■ SHORT PROBLEM
Below you will find a set of lines. Repeat them all exactly.

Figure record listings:
►

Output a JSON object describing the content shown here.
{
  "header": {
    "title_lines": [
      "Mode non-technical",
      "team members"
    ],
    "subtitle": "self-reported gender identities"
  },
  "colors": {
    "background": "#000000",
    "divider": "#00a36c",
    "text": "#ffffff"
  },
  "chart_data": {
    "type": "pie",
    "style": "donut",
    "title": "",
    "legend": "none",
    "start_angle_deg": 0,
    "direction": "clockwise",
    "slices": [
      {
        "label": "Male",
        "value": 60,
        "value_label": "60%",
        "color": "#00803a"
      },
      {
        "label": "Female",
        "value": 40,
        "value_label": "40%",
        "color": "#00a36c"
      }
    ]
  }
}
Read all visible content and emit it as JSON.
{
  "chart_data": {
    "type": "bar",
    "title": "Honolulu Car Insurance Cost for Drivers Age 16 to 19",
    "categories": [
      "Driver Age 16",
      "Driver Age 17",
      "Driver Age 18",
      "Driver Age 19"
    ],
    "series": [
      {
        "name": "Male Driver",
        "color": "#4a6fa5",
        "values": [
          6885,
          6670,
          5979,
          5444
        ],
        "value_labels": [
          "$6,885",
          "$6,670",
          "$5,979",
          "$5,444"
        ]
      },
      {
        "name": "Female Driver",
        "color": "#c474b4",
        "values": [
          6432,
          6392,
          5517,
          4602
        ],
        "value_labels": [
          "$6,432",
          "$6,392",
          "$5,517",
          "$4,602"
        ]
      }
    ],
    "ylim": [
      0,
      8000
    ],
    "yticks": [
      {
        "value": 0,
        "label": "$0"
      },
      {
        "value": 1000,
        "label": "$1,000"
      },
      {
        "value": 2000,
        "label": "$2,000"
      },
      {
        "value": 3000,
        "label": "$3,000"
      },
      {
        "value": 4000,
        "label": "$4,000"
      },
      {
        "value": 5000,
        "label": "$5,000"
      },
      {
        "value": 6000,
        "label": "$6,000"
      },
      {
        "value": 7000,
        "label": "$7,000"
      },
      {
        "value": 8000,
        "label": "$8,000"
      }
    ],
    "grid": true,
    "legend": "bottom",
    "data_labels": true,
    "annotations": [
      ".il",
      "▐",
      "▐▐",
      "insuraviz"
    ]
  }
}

◄

■ RESULT OF THIS EXERCISE
Output a JSON object describing the content shown here.
{
  "header": {
    "title_lines": [
      "Mode non-technical",
      "team members"
    ],
    "subtitle": "self-reported gender identities"
  },
  "colors": {
    "background": "#000000",
    "divider": "#00a36c",
    "text": "#ffffff"
  },
  "chart_data": {
    "type": "pie",
    "style": "donut",
    "title": "",
    "legend": "none",
    "start_angle_deg": 0,
    "direction": "clockwise",
    "slices": [
      {
        "label": "Male",
        "value": 60,
        "value_label": "60%",
        "color": "#00803a"
      },
      {
        "label": "Female",
        "value": 40,
        "value_label": "40%",
        "color": "#00a36c"
      }
    ]
  }
}
Read all visible content and emit it as JSON.
{
  "chart_data": {
    "type": "bar",
    "title": "Honolulu Car Insurance Cost for Drivers Age 16 to 19",
    "categories": [
      "Driver Age 16",
      "Driver Age 17",
      "Driver Age 18",
      "Driver Age 19"
    ],
    "series": [
      {
        "name": "Male Driver",
        "color": "#4a6fa5",
        "values": [
          6885,
          6670,
          5979,
          5444
        ],
        "value_labels": [
          "$6,885",
          "$6,670",
          "$5,979",
          "$5,444"
        ]
      },
      {
        "name": "Female Driver",
        "color": "#c474b4",
        "values": [
          6432,
          6392,
          5517,
          4602
        ],
        "value_labels": [
          "$6,432",
          "$6,392",
          "$5,517",
          "$4,602"
        ]
      }
    ],
    "ylim": [
      0,
      8000
    ],
    "yticks": [
      {
        "value": 0,
        "label": "$0"
      },
      {
        "value": 1000,
        "label": "$1,000"
      },
      {
        "value": 2000,
        "label": "$2,000"
      },
      {
        "value": 3000,
        "label": "$3,000"
      },
      {
        "value": 4000,
        "label": "$4,000"
      },
      {
        "value": 5000,
        "label": "$5,000"
      },
      {
        "value": 6000,
        "label": "$6,000"
      },
      {
        "value": 7000,
        "label": "$7,000"
      },
      {
        "value": 8000,
        "label": "$8,000"
      }
    ],
    "grid": true,
    "legend": "bottom",
    "data_labels": true,
    "annotations": [
      ".il",
      "▐",
      "▐▐",
      "insuraviz"
    ]
  }
}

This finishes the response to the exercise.